The records →
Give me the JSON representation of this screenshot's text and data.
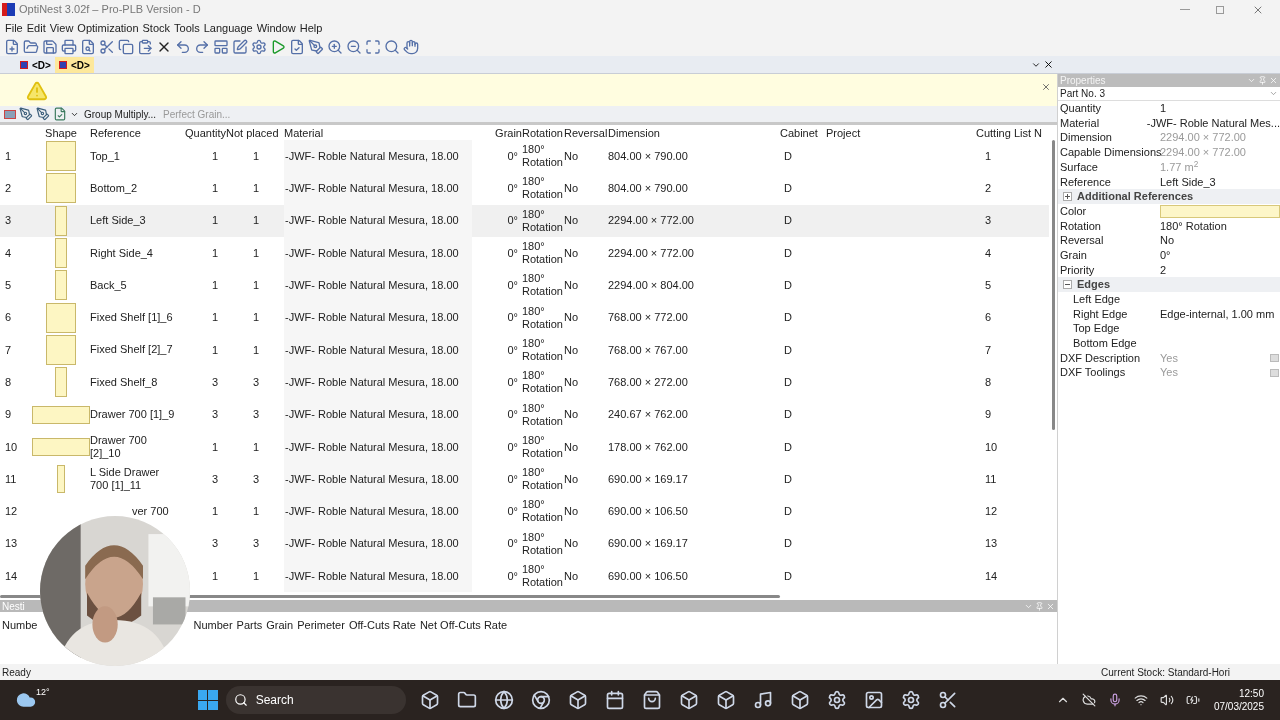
{
  "window": {
    "title": "OptiNest 3.02f – Pro-PLB Version - D"
  },
  "menu": [
    "File",
    "Edit",
    "View",
    "Optimization",
    "Stock",
    "Tools",
    "Language",
    "Window",
    "Help"
  ],
  "doc_tabs": [
    {
      "label": "<D>",
      "selected": false
    },
    {
      "label": "<D>",
      "selected": true
    }
  ],
  "grid_toolbar": {
    "buttons": [
      "Group Multiply...",
      "Perfect Grain..."
    ]
  },
  "table": {
    "columns": [
      "Shape",
      "Reference",
      "Quantity",
      "Not placed",
      "Material",
      "Grain",
      "Rotation",
      "Reversal",
      "Dimension",
      "Cabinet",
      "Project",
      "Cutting List N"
    ],
    "rows": [
      {
        "num": "1",
        "kind": "square",
        "reference": "Top_1",
        "quantity": "1",
        "not_placed": "1",
        "material": "-JWF- Roble Natural Mesura, 18.00",
        "grain": "0°",
        "rotation": "180° Rotation",
        "reversal": "No",
        "dimension": "804.00 × 790.00",
        "cabinet": "D",
        "cutting_list": "1",
        "selected": false
      },
      {
        "num": "2",
        "kind": "square",
        "reference": "Bottom_2",
        "quantity": "1",
        "not_placed": "1",
        "material": "-JWF- Roble Natural Mesura, 18.00",
        "grain": "0°",
        "rotation": "180° Rotation",
        "reversal": "No",
        "dimension": "804.00 × 790.00",
        "cabinet": "D",
        "cutting_list": "2",
        "selected": false
      },
      {
        "num": "3",
        "kind": "tall",
        "reference": "Left Side_3",
        "quantity": "1",
        "not_placed": "1",
        "material": "-JWF- Roble Natural Mesura, 18.00",
        "grain": "0°",
        "rotation": "180° Rotation",
        "reversal": "No",
        "dimension": "2294.00 × 772.00",
        "cabinet": "D",
        "cutting_list": "3",
        "selected": true
      },
      {
        "num": "4",
        "kind": "tall",
        "reference": "Right Side_4",
        "quantity": "1",
        "not_placed": "1",
        "material": "-JWF- Roble Natural Mesura, 18.00",
        "grain": "0°",
        "rotation": "180° Rotation",
        "reversal": "No",
        "dimension": "2294.00 × 772.00",
        "cabinet": "D",
        "cutting_list": "4",
        "selected": false
      },
      {
        "num": "5",
        "kind": "tall",
        "reference": "Back_5",
        "quantity": "1",
        "not_placed": "1",
        "material": "-JWF- Roble Natural Mesura, 18.00",
        "grain": "0°",
        "rotation": "180° Rotation",
        "reversal": "No",
        "dimension": "2294.00 × 804.00",
        "cabinet": "D",
        "cutting_list": "5",
        "selected": false
      },
      {
        "num": "6",
        "kind": "square",
        "reference": "Fixed Shelf [1]_6",
        "quantity": "1",
        "not_placed": "1",
        "material": "-JWF- Roble Natural Mesura, 18.00",
        "grain": "0°",
        "rotation": "180° Rotation",
        "reversal": "No",
        "dimension": "768.00 × 772.00",
        "cabinet": "D",
        "cutting_list": "6",
        "selected": false
      },
      {
        "num": "7",
        "kind": "square",
        "reference": "Fixed Shelf [2]_7",
        "quantity": "1",
        "not_placed": "1",
        "material": "-JWF- Roble Natural Mesura, 18.00",
        "grain": "0°",
        "rotation": "180° Rotation",
        "reversal": "No",
        "dimension": "768.00 × 767.00",
        "cabinet": "D",
        "cutting_list": "7",
        "selected": false
      },
      {
        "num": "8",
        "kind": "tall",
        "reference": "Fixed Shelf_8",
        "quantity": "3",
        "not_placed": "3",
        "material": "-JWF- Roble Natural Mesura, 18.00",
        "grain": "0°",
        "rotation": "180° Rotation",
        "reversal": "No",
        "dimension": "768.00 × 272.00",
        "cabinet": "D",
        "cutting_list": "8",
        "selected": false
      },
      {
        "num": "9",
        "kind": "wide",
        "reference": "Drawer 700 [1]_9",
        "quantity": "3",
        "not_placed": "3",
        "material": "-JWF- Roble Natural Mesura, 18.00",
        "grain": "0°",
        "rotation": "180° Rotation",
        "reversal": "No",
        "dimension": "240.67 × 762.00",
        "cabinet": "D",
        "cutting_list": "9",
        "selected": false
      },
      {
        "num": "10",
        "kind": "wide",
        "reference": "Drawer 700 [2]_10",
        "quantity": "1",
        "not_placed": "1",
        "material": "-JWF- Roble Natural Mesura, 18.00",
        "grain": "0°",
        "rotation": "180° Rotation",
        "reversal": "No",
        "dimension": "178.00 × 762.00",
        "cabinet": "D",
        "cutting_list": "10",
        "selected": false
      },
      {
        "num": "11",
        "kind": "narrow",
        "reference": "L Side Drawer 700 [1]_11",
        "quantity": "3",
        "not_placed": "3",
        "material": "-JWF- Roble Natural Mesura, 18.00",
        "grain": "0°",
        "rotation": "180° Rotation",
        "reversal": "No",
        "dimension": "690.00 × 169.17",
        "cabinet": "D",
        "cutting_list": "11",
        "selected": false
      },
      {
        "num": "12",
        "reference": "ver 700",
        "quantity": "1",
        "not_placed": "1",
        "material": "-JWF- Roble Natural Mesura, 18.00",
        "grain": "0°",
        "rotation": "180° Rotation",
        "reversal": "No",
        "dimension": "690.00 × 106.50",
        "cabinet": "D",
        "cutting_list": "12",
        "selected": false
      },
      {
        "num": "13",
        "quantity": "3",
        "not_placed": "3",
        "material": "-JWF- Roble Natural Mesura, 18.00",
        "grain": "0°",
        "rotation": "180° Rotation",
        "reversal": "No",
        "dimension": "690.00 × 169.17",
        "cabinet": "D",
        "cutting_list": "13",
        "selected": false
      },
      {
        "num": "14",
        "quantity": "1",
        "not_placed": "1",
        "material": "-JWF- Roble Natural Mesura, 18.00",
        "grain": "0°",
        "rotation": "180° Rotation",
        "reversal": "No",
        "dimension": "690.00 × 106.50",
        "cabinet": "D",
        "cutting_list": "14",
        "selected": false
      }
    ]
  },
  "nesting": {
    "title": "Nesti",
    "columns": [
      "Numbe",
      "Number",
      "Parts",
      "Grain",
      "Perimeter",
      "Off-Cuts Rate",
      "Net Off-Cuts Rate"
    ]
  },
  "properties": {
    "title": "Properties",
    "selector": "Part No. 3",
    "items": [
      {
        "kind": "row",
        "label": "Quantity",
        "value": "1",
        "disabled": false
      },
      {
        "kind": "row",
        "label": "Material",
        "value": "-JWF- Roble Natural Mes...",
        "disabled": false
      },
      {
        "kind": "row",
        "label": "Dimension",
        "value": "2294.00 × 772.00",
        "disabled": true
      },
      {
        "kind": "row",
        "label": "Capable Dimensions",
        "value": "2294.00 × 772.00",
        "disabled": true
      },
      {
        "kind": "row",
        "label": "Surface",
        "value": "1.77 m$^{2}$",
        "disabled": true
      },
      {
        "kind": "row",
        "label": "Reference",
        "value": "Left Side_3",
        "disabled": false
      },
      {
        "kind": "group",
        "label": "Additional References",
        "expanded": false
      },
      {
        "kind": "color",
        "label": "Color",
        "color": "#fdf6c8"
      },
      {
        "kind": "row",
        "label": "Rotation",
        "value": "180° Rotation",
        "disabled": false
      },
      {
        "kind": "row",
        "label": "Reversal",
        "value": "No",
        "disabled": false
      },
      {
        "kind": "row",
        "label": "Grain",
        "value": "0°",
        "disabled": false
      },
      {
        "kind": "row",
        "label": "Priority",
        "value": "2",
        "disabled": false
      },
      {
        "kind": "group",
        "label": "Edges",
        "expanded": true,
        "children": [
          {
            "kind": "row",
            "label": "Left Edge"
          },
          {
            "kind": "row",
            "label": "Right Edge",
            "value": "Edge-internal, 1.00 mm"
          },
          {
            "kind": "row",
            "label": "Top Edge"
          },
          {
            "kind": "row",
            "label": "Bottom Edge"
          }
        ]
      },
      {
        "kind": "button",
        "label": "DXF Description",
        "value": "Yes",
        "disabled": true
      },
      {
        "kind": "button",
        "label": "DXF Toolings",
        "value": "Yes",
        "disabled": true
      }
    ]
  },
  "status_bar": {
    "left": "Ready",
    "right": "Current Stock: Standard-Hori"
  },
  "taskbar": {
    "weather": "12°",
    "search": "Search",
    "time": "12:50",
    "date": "07/03/2025"
  }
}
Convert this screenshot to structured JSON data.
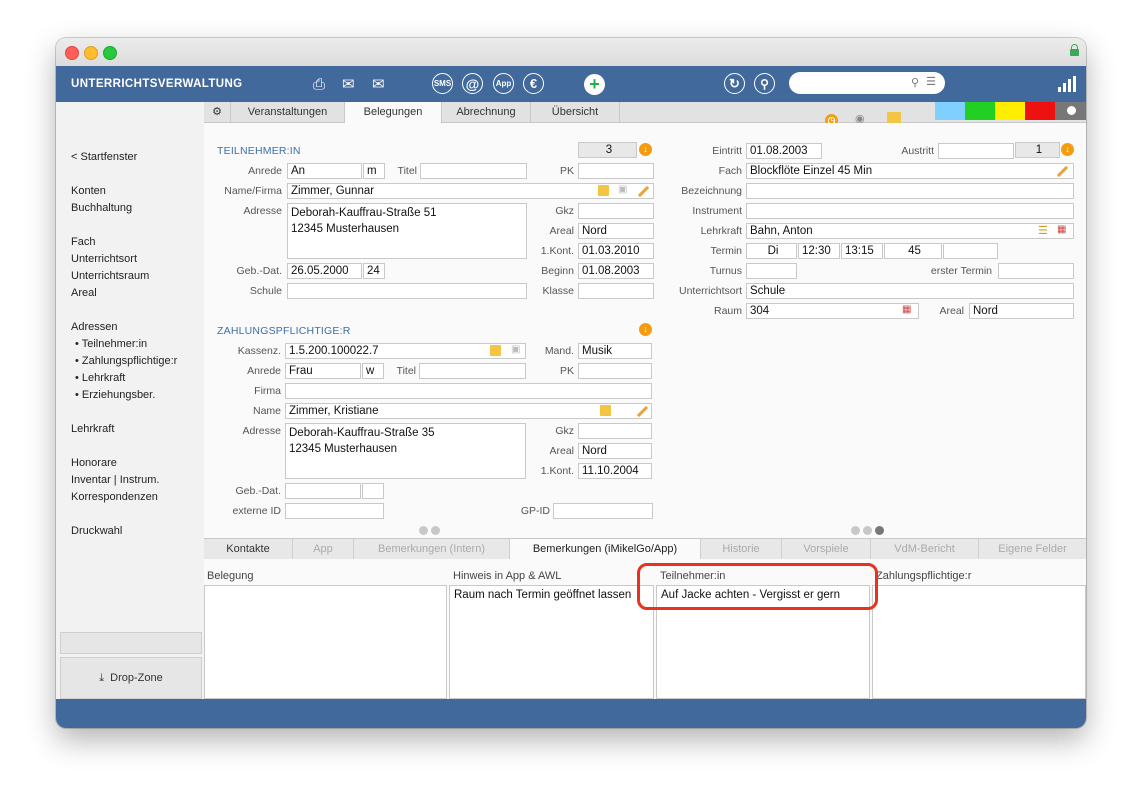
{
  "app": {
    "title": "UNTERRICHTSVERWALTUNG"
  },
  "toolbar": {
    "search_placeholder": "",
    "sms_label": "SMS",
    "app_label": "App"
  },
  "sidebar": {
    "back": "< Startfenster",
    "items": [
      "Konten",
      "Buchhaltung",
      "Fach",
      "Unterrichtsort",
      "Unterrichtsraum",
      "Areal",
      "Adressen"
    ],
    "sub_items": [
      "• Teilnehmer:in",
      "• Zahlungspflichtige:r",
      "• Lehrkraft",
      "• Erziehungsber."
    ],
    "items2": [
      "Lehrkraft",
      "Honorare",
      "Inventar | Instrum.",
      "Korrespondenzen",
      "Druckwahl"
    ],
    "drop_zone": "Drop-Zone"
  },
  "tabs": [
    "Veranstaltungen",
    "Belegungen",
    "Abrechnung",
    "Übersicht"
  ],
  "colors": {
    "toolbar": "#41699c",
    "accent_label": "#3e6ea8",
    "highlight": "#e8321e",
    "swatches": [
      "#7fd0ff",
      "#22d022",
      "#ffee00",
      "#ee1111",
      "#777777"
    ]
  },
  "teilnehmer": {
    "title": "TEILNEHMER:IN",
    "count": "3",
    "anrede_label": "Anrede",
    "anrede": "An",
    "gender": "m",
    "titel_label": "Titel",
    "titel": "",
    "pk_label": "PK",
    "pk": "",
    "name_label": "Name/Firma",
    "name": "Zimmer, Gunnar",
    "adresse_label": "Adresse",
    "adresse_line1": "Deborah-Kauffrau-Straße 51",
    "adresse_line2": "12345 Musterhausen",
    "gkz_label": "Gkz",
    "gkz": "",
    "areal_label": "Areal",
    "areal": "Nord",
    "kont_label": "1.Kont.",
    "kont": "01.03.2010",
    "geb_label": "Geb.-Dat.",
    "geb": "26.05.2000",
    "alter": "24",
    "beginn_label": "Beginn",
    "beginn": "01.08.2003",
    "schule_label": "Schule",
    "schule": "",
    "klasse_label": "Klasse",
    "klasse": ""
  },
  "zahlungspflichtige": {
    "title": "ZAHLUNGSPFLICHTIGE:R",
    "kassenz_label": "Kassenz.",
    "kassenz": "1.5.200.100022.7",
    "mand_label": "Mand.",
    "mand": "Musik",
    "anrede_label": "Anrede",
    "anrede": "Frau",
    "gender": "w",
    "titel_label": "Titel",
    "titel": "",
    "pk_label": "PK",
    "pk": "",
    "firma_label": "Firma",
    "firma": "",
    "name_label": "Name",
    "name": "Zimmer, Kristiane",
    "adresse_label": "Adresse",
    "adresse_line1": "Deborah-Kauffrau-Straße 35",
    "adresse_line2": "12345 Musterhausen",
    "gkz_label": "Gkz",
    "gkz": "",
    "areal_label": "Areal",
    "areal": "Nord",
    "kont_label": "1.Kont.",
    "kont": "11.10.2004",
    "geb_label": "Geb.-Dat.",
    "geb": "",
    "externe_label": "externe ID",
    "externe": "",
    "gpid_label": "GP-ID",
    "gpid": ""
  },
  "belegung": {
    "eintritt_label": "Eintritt",
    "eintritt": "01.08.2003",
    "austritt_label": "Austritt",
    "austritt": "",
    "austritt_count": "1",
    "fach_label": "Fach",
    "fach": "Blockflöte Einzel 45 Min",
    "bezeichnung_label": "Bezeichnung",
    "bezeichnung": "",
    "instrument_label": "Instrument",
    "instrument": "",
    "lehrkraft_label": "Lehrkraft",
    "lehrkraft": "Bahn, Anton",
    "termin_label": "Termin",
    "termin_tag": "Di",
    "termin_von": "12:30",
    "termin_bis": "13:15",
    "termin_dauer": "45",
    "turnus_label": "Turnus",
    "turnus": "",
    "erster_label": "erster Termin",
    "erster": "",
    "ort_label": "Unterrichtsort",
    "ort": "Schule",
    "raum_label": "Raum",
    "raum": "304",
    "areal_label": "Areal",
    "areal": "Nord"
  },
  "bottom_tabs": [
    "Kontakte",
    "App",
    "Bemerkungen (Intern)",
    "Bemerkungen (iMikelGo/App)",
    "Historie",
    "Vorspiele",
    "VdM-Bericht",
    "Eigene Felder"
  ],
  "notes": {
    "cols": [
      "Belegung",
      "Hinweis in App & AWL",
      "Teilnehmer:in",
      "Zahlungspflichtige:r"
    ],
    "values": [
      "",
      "Raum nach Termin geöffnet lassen",
      "Auf Jacke achten - Vergisst er gern",
      ""
    ]
  }
}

Task to carry out →
List every line above that holds the word "JSON".

Output →
Give me the JSON representation of this screenshot's text and data.
Convert this screenshot to structured JSON data.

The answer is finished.